> [What you will do]: Extract each line of the data below exactly as written.

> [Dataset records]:
* * *
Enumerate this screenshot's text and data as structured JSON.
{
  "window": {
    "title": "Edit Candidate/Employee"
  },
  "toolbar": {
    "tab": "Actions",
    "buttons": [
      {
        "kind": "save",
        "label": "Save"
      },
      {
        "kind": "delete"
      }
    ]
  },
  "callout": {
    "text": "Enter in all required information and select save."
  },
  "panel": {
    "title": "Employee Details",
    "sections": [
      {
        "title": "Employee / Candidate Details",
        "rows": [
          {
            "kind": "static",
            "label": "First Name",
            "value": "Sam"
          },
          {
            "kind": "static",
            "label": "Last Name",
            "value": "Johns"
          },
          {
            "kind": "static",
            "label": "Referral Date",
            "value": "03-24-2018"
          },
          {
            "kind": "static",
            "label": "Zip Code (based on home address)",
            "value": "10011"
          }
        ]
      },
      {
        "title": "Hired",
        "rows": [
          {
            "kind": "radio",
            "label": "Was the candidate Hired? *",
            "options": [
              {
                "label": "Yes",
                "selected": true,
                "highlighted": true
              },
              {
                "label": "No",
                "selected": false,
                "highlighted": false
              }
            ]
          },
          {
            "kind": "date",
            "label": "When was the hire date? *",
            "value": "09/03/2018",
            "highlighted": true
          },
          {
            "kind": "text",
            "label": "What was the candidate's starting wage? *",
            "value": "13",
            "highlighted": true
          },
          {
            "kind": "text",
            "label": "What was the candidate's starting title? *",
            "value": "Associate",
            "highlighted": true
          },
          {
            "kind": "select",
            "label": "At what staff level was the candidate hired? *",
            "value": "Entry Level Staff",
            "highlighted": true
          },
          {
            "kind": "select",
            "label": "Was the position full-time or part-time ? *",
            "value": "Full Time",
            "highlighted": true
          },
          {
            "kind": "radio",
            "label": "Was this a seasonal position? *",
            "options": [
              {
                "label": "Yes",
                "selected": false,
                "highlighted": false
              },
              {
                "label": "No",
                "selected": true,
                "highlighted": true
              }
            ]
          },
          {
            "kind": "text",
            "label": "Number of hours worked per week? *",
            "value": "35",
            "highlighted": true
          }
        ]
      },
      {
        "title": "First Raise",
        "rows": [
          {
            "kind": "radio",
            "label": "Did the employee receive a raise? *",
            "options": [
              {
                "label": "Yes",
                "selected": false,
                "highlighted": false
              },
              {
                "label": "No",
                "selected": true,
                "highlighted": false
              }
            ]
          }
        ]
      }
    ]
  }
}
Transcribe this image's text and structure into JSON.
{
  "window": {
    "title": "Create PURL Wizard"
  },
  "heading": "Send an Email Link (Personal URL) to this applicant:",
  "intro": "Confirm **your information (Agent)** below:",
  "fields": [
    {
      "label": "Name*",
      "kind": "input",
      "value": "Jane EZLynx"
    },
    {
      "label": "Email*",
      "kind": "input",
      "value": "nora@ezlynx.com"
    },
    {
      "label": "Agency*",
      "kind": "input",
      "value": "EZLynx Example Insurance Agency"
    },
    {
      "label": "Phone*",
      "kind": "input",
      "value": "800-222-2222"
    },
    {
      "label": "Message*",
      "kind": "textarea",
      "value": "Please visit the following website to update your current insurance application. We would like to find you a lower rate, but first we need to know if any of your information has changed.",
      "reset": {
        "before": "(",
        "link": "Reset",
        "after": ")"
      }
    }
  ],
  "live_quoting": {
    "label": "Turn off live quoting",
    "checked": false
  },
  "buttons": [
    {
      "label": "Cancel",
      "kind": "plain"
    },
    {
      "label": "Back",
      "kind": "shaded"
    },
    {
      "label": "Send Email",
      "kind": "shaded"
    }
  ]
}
* * *
> [Response]:
Enumerate this screenshot's text and data as structured JSON.
{
  "window": {
    "title": "Edit Candidate/Employee"
  },
  "toolbar": {
    "tab": "Actions",
    "buttons": [
      {
        "kind": "save",
        "label": "Save"
      },
      {
        "kind": "delete"
      }
    ]
  },
  "callout": {
    "text": "Enter in all required information and select save."
  },
  "panel": {
    "title": "Employee Details",
    "sections": [
      {
        "title": "Employee / Candidate Details",
        "rows": [
          {
            "kind": "static",
            "label": "First Name",
            "value": "Sam"
          },
          {
            "kind": "static",
            "label": "Last Name",
            "value": "Johns"
          },
          {
            "kind": "static",
            "label": "Referral Date",
            "value": "03-24-2018"
          },
          {
            "kind": "static",
            "label": "Zip Code (based on home address)",
            "value": "10011"
          }
        ]
      },
      {
        "title": "Hired",
        "rows": [
          {
            "kind": "radio",
            "label": "Was the candidate Hired? *",
            "options": [
              {
                "label": "Yes",
                "selected": true,
                "highlighted": true
              },
              {
                "label": "No",
                "selected": false,
                "highlighted": false
              }
            ]
          },
          {
            "kind": "date",
            "label": "When was the hire date? *",
            "value": "09/03/2018",
            "highlighted": true
          },
          {
            "kind": "text",
            "label": "What was the candidate's starting wage? *",
            "value": "13",
            "highlighted": true
          },
          {
            "kind": "text",
            "label": "What was the candidate's starting title? *",
            "value": "Associate",
            "highlighted": true
          },
          {
            "kind": "select",
            "label": "At what staff level was the candidate hired? *",
            "value": "Entry Level Staff",
            "highlighted": true
          },
          {
            "kind": "select",
            "label": "Was the position full-time or part-time ? *",
            "value": "Full Time",
            "highlighted": true
          },
          {
            "kind": "radio",
            "label": "Was this a seasonal position? *",
            "options": [
              {
                "label": "Yes",
                "selected": false,
                "highlighted": false
              },
              {
                "label": "No",
                "selected": true,
                "highlighted": true
              }
            ]
          },
          {
            "kind": "text",
            "label": "Number of hours worked per week? *",
            "value": "35",
            "highlighted": true
          }
        ]
      },
      {
        "title": "First Raise",
        "rows": [
          {
            "kind": "radio",
            "label": "Did the employee receive a raise? *",
            "options": [
              {
                "label": "Yes",
                "selected": false,
                "highlighted": false
              },
              {
                "label": "No",
                "selected": true,
                "highlighted": false
              }
            ]
          }
        ]
      }
    ]
  }
}
Transcribe this image's text and structure into JSON.
{
  "window": {
    "title": "Create PURL Wizard"
  },
  "heading": "Send an Email Link (Personal URL) to this applicant:",
  "intro": "Confirm **your information (Agent)** below:",
  "fields": [
    {
      "label": "Name*",
      "kind": "input",
      "value": "Jane EZLynx"
    },
    {
      "label": "Email*",
      "kind": "input",
      "value": "nora@ezlynx.com"
    },
    {
      "label": "Agency*",
      "kind": "input",
      "value": "EZLynx Example Insurance Agency"
    },
    {
      "label": "Phone*",
      "kind": "input",
      "value": "800-222-2222"
    },
    {
      "label": "Message*",
      "kind": "textarea",
      "value": "Please visit the following website to update your current insurance application. We would like to find you a lower rate, but first we need to know if any of your information has changed.",
      "reset": {
        "before": "(",
        "link": "Reset",
        "after": ")"
      }
    }
  ],
  "live_quoting": {
    "label": "Turn off live quoting",
    "checked": false
  },
  "buttons": [
    {
      "label": "Cancel",
      "kind": "plain"
    },
    {
      "label": "Back",
      "kind": "shaded"
    },
    {
      "label": "Send Email",
      "kind": "shaded"
    }
  ]
}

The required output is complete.